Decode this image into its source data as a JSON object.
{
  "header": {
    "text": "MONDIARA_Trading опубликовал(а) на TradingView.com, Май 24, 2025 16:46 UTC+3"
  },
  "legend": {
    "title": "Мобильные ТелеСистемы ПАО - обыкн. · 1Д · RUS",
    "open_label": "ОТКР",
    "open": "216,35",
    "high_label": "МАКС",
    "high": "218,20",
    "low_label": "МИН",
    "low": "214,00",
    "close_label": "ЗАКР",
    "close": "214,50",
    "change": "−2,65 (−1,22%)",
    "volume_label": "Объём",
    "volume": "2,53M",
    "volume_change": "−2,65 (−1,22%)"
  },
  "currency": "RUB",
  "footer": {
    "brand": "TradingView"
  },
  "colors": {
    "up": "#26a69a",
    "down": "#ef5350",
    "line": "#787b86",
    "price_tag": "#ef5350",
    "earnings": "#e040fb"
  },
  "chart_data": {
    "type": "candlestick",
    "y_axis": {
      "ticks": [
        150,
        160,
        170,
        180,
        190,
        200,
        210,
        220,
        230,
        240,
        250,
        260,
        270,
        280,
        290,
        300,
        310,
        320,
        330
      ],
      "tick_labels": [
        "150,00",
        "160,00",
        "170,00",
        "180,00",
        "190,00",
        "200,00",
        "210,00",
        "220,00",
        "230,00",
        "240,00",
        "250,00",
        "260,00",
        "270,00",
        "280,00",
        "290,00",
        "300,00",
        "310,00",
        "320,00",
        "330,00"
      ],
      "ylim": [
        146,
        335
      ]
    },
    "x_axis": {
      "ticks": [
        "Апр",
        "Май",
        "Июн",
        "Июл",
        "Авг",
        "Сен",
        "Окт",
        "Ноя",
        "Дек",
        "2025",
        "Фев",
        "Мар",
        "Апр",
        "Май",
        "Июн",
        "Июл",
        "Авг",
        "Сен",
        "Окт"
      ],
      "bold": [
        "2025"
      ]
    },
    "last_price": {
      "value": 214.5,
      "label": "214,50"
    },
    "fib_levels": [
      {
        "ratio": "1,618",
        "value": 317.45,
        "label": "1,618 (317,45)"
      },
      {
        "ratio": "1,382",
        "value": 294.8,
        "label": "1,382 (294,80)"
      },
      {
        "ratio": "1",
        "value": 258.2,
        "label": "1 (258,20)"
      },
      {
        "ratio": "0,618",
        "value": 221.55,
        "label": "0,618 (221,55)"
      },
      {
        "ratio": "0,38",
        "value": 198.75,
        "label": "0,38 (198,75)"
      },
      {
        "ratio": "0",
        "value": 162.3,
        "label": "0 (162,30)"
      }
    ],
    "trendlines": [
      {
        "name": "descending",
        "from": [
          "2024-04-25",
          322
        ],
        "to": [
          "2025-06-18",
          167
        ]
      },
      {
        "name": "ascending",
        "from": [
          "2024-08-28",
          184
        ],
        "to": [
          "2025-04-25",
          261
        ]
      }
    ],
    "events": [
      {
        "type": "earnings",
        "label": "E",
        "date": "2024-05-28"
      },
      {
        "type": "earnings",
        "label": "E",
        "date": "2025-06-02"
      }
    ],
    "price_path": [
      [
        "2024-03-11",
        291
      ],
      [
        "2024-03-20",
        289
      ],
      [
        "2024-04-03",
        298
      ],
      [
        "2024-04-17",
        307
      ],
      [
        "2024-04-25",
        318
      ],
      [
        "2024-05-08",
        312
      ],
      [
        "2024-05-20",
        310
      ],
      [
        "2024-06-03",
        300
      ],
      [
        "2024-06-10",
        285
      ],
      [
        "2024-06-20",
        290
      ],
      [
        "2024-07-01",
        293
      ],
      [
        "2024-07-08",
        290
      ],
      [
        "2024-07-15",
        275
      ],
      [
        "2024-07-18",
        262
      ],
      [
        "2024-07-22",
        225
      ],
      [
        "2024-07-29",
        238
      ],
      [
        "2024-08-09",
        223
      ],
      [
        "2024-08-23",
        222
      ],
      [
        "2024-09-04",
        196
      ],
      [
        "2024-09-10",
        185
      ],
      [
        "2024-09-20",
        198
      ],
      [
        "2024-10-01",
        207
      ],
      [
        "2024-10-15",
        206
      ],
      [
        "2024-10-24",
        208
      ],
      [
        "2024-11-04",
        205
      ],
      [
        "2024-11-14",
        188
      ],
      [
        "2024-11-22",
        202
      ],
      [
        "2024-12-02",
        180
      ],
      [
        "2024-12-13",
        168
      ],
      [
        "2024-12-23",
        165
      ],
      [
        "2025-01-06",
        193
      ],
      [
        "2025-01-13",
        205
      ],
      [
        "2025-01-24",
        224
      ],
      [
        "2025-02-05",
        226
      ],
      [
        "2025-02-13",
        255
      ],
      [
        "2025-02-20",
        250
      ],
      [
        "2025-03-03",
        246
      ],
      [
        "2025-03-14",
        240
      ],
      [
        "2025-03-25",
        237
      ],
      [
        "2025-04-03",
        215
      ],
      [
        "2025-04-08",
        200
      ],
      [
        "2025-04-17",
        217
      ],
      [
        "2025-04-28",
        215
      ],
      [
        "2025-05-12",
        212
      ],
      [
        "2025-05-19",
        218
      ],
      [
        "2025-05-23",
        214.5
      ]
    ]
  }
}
........
▶ **Short task**
Copy out every line from the material above in which the word "TradingView" appears.

▶ **Output**
    "text": "MONDIARA_Trading опубликовал(а) на TradingView.com, Май 24, 2025 16:46 UTC+3"
    "brand": "TradingView"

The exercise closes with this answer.